> _What you are asked to do_
Can you retype every record below exactly as written?

Stored data entries:
:::

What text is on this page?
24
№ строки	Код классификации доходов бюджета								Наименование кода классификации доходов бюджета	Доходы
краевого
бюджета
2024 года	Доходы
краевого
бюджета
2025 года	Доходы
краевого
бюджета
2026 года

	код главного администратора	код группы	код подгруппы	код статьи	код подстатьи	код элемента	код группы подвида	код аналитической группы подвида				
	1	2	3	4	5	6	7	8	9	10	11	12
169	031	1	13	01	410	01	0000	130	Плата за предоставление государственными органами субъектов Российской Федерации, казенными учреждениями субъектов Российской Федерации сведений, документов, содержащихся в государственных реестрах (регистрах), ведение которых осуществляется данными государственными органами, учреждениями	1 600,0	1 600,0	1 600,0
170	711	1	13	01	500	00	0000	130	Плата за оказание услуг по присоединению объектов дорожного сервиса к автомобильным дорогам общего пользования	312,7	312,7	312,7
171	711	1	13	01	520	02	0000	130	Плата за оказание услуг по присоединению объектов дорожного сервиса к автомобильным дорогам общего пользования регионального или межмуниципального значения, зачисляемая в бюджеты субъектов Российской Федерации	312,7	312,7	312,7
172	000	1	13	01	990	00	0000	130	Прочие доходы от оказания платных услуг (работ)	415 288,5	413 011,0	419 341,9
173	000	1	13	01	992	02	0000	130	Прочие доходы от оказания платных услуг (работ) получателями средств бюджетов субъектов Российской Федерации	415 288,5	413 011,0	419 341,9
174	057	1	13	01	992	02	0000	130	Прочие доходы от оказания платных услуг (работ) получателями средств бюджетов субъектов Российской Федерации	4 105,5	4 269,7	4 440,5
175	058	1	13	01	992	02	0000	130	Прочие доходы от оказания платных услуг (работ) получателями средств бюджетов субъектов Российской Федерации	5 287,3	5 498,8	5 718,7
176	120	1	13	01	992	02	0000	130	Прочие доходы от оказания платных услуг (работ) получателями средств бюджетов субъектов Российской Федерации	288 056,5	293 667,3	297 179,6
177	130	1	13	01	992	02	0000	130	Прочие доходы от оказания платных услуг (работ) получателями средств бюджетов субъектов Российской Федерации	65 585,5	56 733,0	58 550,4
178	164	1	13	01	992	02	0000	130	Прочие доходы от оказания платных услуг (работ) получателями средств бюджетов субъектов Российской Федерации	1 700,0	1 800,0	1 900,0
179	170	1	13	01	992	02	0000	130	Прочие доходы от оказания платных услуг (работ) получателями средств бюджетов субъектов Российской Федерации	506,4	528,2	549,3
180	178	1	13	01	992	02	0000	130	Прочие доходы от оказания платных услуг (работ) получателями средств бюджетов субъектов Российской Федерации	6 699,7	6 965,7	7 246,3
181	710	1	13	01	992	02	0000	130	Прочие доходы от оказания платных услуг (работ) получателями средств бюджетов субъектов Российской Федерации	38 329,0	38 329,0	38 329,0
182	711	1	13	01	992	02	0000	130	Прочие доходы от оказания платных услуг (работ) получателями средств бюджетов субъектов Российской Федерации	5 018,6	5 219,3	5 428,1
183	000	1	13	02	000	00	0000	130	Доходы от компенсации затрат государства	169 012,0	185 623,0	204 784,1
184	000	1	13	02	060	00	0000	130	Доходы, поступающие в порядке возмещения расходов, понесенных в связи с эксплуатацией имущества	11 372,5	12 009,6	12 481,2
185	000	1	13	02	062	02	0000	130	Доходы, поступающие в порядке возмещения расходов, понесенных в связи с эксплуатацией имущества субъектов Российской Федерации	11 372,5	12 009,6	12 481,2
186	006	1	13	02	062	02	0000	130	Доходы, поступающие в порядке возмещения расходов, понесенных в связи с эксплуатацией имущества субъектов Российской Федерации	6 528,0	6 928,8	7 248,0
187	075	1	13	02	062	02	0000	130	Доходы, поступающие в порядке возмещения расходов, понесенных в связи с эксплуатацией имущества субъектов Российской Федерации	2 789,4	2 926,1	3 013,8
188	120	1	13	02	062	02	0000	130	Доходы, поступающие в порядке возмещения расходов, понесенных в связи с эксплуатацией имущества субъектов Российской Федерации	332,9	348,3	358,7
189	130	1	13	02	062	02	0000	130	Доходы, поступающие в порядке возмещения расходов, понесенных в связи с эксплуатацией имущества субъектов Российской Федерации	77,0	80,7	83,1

:::

> _Answer to the exercise_
What text is on this page?
24
№ строки	Код классификации доходов бюджета								Наименование кода классификации доходов бюджета	Доходы
краевого
бюджета
2024 года	Доходы
краевого
бюджета
2025 года	Доходы
краевого
бюджета
2026 года

	код главного администратора	код группы	код подгруппы	код статьи	код подстатьи	код элемента	код группы подвида	код аналитической группы подвида				
	1	2	3	4	5	6	7	8	9	10	11	12
169	031	1	13	01	410	01	0000	130	Плата за предоставление государственными органами субъектов Российской Федерации, казенными учреждениями субъектов Российской Федерации сведений, документов, содержащихся в государственных реестрах (регистрах), ведение которых осуществляется данными государственными органами, учреждениями	1 600,0	1 600,0	1 600,0
170	711	1	13	01	500	00	0000	130	Плата за оказание услуг по присоединению объектов дорожного сервиса к автомобильным дорогам общего пользования	312,7	312,7	312,7
171	711	1	13	01	520	02	0000	130	Плата за оказание услуг по присоединению объектов дорожного сервиса к автомобильным дорогам общего пользования регионального или межмуниципального значения, зачисляемая в бюджеты субъектов Российской Федерации	312,7	312,7	312,7
172	000	1	13	01	990	00	0000	130	Прочие доходы от оказания платных услуг (работ)	415 288,5	413 011,0	419 341,9
173	000	1	13	01	992	02	0000	130	Прочие доходы от оказания платных услуг (работ) получателями средств бюджетов субъектов Российской Федерации	415 288,5	413 011,0	419 341,9
174	057	1	13	01	992	02	0000	130	Прочие доходы от оказания платных услуг (работ) получателями средств бюджетов субъектов Российской Федерации	4 105,5	4 269,7	4 440,5
175	058	1	13	01	992	02	0000	130	Прочие доходы от оказания платных услуг (работ) получателями средств бюджетов субъектов Российской Федерации	5 287,3	5 498,8	5 718,7
176	120	1	13	01	992	02	0000	130	Прочие доходы от оказания платных услуг (работ) получателями средств бюджетов субъектов Российской Федерации	288 056,5	293 667,3	297 179,6
177	130	1	13	01	992	02	0000	130	Прочие доходы от оказания платных услуг (работ) получателями средств бюджетов субъектов Российской Федерации	65 585,5	56 733,0	58 550,4
178	164	1	13	01	992	02	0000	130	Прочие доходы от оказания платных услуг (работ) получателями средств бюджетов субъектов Российской Федерации	1 700,0	1 800,0	1 900,0
179	170	1	13	01	992	02	0000	130	Прочие доходы от оказания платных услуг (работ) получателями средств бюджетов субъектов Российской Федерации	506,4	528,2	549,3
180	178	1	13	01	992	02	0000	130	Прочие доходы от оказания платных услуг (работ) получателями средств бюджетов субъектов Российской Федерации	6 699,7	6 965,7	7 246,3
181	710	1	13	01	992	02	0000	130	Прочие доходы от оказания платных услуг (работ) получателями средств бюджетов субъектов Российской Федерации	38 329,0	38 329,0	38 329,0
182	711	1	13	01	992	02	0000	130	Прочие доходы от оказания платных услуг (работ) получателями средств бюджетов субъектов Российской Федерации	5 018,6	5 219,3	5 428,1
183	000	1	13	02	000	00	0000	130	Доходы от компенсации затрат государства	169 012,0	185 623,0	204 784,1
184	000	1	13	02	060	00	0000	130	Доходы, поступающие в порядке возмещения расходов, понесенных в связи с эксплуатацией имущества	11 372,5	12 009,6	12 481,2
185	000	1	13	02	062	02	0000	130	Доходы, поступающие в порядке возмещения расходов, понесенных в связи с эксплуатацией имущества субъектов Российской Федерации	11 372,5	12 009,6	12 481,2
186	006	1	13	02	062	02	0000	130	Доходы, поступающие в порядке возмещения расходов, понесенных в связи с эксплуатацией имущества субъектов Российской Федерации	6 528,0	6 928,8	7 248,0
187	075	1	13	02	062	02	0000	130	Доходы, поступающие в порядке возмещения расходов, понесенных в связи с эксплуатацией имущества субъектов Российской Федерации	2 789,4	2 926,1	3 013,8
188	120	1	13	02	062	02	0000	130	Доходы, поступающие в порядке возмещения расходов, понесенных в связи с эксплуатацией имущества субъектов Российской Федерации	332,9	348,3	358,7
189	130	1	13	02	062	02	0000	130	Доходы, поступающие в порядке возмещения расходов, понесенных в связи с эксплуатацией имущества субъектов Российской Федерации	77,0	80,7	83,1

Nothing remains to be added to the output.